### Requirements
Reproduce all records exactly.

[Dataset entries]
┌──

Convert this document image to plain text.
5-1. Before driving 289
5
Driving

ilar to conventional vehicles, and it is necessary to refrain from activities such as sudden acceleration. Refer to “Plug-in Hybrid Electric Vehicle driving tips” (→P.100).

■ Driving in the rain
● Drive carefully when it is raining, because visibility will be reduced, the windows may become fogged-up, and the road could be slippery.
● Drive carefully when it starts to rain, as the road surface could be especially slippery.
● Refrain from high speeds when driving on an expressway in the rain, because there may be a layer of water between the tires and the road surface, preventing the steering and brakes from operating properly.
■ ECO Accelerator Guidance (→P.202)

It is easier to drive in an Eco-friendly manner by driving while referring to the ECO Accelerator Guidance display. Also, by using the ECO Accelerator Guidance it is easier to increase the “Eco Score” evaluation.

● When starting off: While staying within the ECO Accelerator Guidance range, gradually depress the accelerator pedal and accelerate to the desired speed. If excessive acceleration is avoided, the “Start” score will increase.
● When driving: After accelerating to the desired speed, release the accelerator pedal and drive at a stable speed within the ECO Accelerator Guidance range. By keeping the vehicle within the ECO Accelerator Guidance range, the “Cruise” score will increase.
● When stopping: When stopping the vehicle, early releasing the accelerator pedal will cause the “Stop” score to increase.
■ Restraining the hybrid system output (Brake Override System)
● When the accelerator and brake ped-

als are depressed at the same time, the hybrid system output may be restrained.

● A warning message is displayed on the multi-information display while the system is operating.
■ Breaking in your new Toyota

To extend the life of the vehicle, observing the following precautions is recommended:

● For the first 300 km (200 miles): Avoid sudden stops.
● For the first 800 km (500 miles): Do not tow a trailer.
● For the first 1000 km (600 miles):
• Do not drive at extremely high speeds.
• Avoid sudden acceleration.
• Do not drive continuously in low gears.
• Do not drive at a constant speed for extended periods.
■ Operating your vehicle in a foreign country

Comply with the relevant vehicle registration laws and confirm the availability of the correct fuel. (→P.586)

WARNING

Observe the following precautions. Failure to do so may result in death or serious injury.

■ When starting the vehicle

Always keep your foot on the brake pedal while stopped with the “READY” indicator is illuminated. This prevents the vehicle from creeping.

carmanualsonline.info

└──

### Finished answer
Convert this document image to plain text.
5-1. Before driving 289
5
Driving

ilar to conventional vehicles, and it is necessary to refrain from activities such as sudden acceleration. Refer to “Plug-in Hybrid Electric Vehicle driving tips” (→P.100).

■ Driving in the rain
● Drive carefully when it is raining, because visibility will be reduced, the windows may become fogged-up, and the road could be slippery.
● Drive carefully when it starts to rain, as the road surface could be especially slippery.
● Refrain from high speeds when driving on an expressway in the rain, because there may be a layer of water between the tires and the road surface, preventing the steering and brakes from operating properly.
■ ECO Accelerator Guidance (→P.202)

It is easier to drive in an Eco-friendly manner by driving while referring to the ECO Accelerator Guidance display. Also, by using the ECO Accelerator Guidance it is easier to increase the “Eco Score” evaluation.

● When starting off: While staying within the ECO Accelerator Guidance range, gradually depress the accelerator pedal and accelerate to the desired speed. If excessive acceleration is avoided, the “Start” score will increase.
● When driving: After accelerating to the desired speed, release the accelerator pedal and drive at a stable speed within the ECO Accelerator Guidance range. By keeping the vehicle within the ECO Accelerator Guidance range, the “Cruise” score will increase.
● When stopping: When stopping the vehicle, early releasing the accelerator pedal will cause the “Stop” score to increase.
■ Restraining the hybrid system output (Brake Override System)
● When the accelerator and brake ped-

als are depressed at the same time, the hybrid system output may be restrained.

● A warning message is displayed on the multi-information display while the system is operating.
■ Breaking in your new Toyota

To extend the life of the vehicle, observing the following precautions is recommended:

● For the first 300 km (200 miles): Avoid sudden stops.
● For the first 800 km (500 miles): Do not tow a trailer.
● For the first 1000 km (600 miles):
• Do not drive at extremely high speeds.
• Avoid sudden acceleration.
• Do not drive continuously in low gears.
• Do not drive at a constant speed for extended periods.
■ Operating your vehicle in a foreign country

Comply with the relevant vehicle registration laws and confirm the availability of the correct fuel. (→P.586)

WARNING

Observe the following precautions. Failure to do so may result in death or serious injury.

■ When starting the vehicle

Always keep your foot on the brake pedal while stopped with the “READY” indicator is illuminated. This prevents the vehicle from creeping.

carmanualsonline.info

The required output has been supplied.